_Objective_
Search the listing below for "Join". Copy each matching line.

_Extracted records_

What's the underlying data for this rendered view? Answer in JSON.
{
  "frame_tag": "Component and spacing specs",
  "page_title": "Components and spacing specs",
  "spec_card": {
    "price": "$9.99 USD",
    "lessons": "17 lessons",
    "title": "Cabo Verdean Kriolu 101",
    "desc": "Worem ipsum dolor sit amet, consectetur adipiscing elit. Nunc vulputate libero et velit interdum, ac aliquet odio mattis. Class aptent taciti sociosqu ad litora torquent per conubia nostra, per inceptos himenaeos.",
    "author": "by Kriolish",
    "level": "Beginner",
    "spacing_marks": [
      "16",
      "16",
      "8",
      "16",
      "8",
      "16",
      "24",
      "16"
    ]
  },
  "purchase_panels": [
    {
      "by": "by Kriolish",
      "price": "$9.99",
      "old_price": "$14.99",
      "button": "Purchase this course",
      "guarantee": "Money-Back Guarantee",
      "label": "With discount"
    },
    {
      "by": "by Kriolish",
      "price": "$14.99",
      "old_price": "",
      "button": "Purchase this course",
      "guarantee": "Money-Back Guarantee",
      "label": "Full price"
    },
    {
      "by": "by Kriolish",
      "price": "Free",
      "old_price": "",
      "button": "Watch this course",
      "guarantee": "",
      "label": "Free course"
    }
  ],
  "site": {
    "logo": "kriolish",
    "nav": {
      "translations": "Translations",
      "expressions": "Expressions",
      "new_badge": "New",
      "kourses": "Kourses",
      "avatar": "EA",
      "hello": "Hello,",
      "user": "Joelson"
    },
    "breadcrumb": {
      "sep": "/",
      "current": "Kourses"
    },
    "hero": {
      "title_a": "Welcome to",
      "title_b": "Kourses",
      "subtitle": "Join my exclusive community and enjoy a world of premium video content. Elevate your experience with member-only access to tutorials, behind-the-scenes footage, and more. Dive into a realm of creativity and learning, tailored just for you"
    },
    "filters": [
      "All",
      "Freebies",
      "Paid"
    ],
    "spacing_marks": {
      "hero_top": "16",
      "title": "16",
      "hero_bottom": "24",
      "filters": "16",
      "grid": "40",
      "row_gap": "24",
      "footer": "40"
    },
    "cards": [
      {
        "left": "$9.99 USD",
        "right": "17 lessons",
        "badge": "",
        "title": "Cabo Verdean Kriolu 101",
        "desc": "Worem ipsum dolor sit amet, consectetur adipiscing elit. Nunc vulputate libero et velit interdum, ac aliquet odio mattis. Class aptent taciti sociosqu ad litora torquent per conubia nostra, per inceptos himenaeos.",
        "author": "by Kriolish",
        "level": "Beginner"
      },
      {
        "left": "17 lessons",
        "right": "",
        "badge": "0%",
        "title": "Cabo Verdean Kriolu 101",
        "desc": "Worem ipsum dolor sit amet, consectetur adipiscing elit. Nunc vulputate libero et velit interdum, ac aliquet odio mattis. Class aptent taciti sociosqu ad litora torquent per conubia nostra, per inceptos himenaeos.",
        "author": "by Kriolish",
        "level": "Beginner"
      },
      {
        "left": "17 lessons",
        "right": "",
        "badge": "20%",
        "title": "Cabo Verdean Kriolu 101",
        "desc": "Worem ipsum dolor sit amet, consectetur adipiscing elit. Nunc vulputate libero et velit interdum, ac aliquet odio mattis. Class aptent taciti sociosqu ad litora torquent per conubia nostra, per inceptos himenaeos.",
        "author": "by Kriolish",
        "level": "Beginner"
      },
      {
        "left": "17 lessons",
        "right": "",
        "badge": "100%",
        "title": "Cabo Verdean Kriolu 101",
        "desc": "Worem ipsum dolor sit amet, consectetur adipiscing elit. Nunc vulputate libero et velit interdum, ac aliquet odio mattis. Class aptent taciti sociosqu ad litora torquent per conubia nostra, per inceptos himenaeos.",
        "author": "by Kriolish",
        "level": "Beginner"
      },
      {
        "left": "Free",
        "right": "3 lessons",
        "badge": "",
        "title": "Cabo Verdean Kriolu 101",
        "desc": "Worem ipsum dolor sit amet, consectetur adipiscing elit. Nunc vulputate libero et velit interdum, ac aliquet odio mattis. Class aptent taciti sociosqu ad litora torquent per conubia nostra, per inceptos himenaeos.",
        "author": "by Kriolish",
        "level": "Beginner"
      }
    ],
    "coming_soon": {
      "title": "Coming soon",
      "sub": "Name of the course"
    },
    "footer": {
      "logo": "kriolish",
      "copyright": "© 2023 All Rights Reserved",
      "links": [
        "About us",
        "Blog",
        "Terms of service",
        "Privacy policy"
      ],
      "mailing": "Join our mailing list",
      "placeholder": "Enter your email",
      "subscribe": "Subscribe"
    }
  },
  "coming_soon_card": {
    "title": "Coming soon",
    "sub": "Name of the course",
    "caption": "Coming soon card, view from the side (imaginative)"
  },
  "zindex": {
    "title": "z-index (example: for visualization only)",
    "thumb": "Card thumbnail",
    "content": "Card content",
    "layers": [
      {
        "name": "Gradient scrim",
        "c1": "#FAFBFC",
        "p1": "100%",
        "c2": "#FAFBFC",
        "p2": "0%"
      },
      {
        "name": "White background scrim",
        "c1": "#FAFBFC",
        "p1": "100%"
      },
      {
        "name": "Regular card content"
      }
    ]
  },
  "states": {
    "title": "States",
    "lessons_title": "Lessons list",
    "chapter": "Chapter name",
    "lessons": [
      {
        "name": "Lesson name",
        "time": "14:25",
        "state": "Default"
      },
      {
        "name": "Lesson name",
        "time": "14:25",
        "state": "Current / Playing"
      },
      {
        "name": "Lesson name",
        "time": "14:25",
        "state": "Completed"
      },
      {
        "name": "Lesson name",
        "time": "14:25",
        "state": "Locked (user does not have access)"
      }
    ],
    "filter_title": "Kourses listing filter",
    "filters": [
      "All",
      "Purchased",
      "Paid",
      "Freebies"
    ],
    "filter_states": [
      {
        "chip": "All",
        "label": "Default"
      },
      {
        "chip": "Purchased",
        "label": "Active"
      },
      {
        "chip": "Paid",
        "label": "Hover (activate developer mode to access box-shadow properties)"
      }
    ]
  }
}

_Response to the exercise_
      "subtitle": "Join my exclusive community and enjoy a world of premium video content. Elevate your experience with member-only access to tutorials, behind-the-scenes footage, and more. Dive into a realm of creativity and learning, tailored just for you"
      "mailing": "Join our mailing list",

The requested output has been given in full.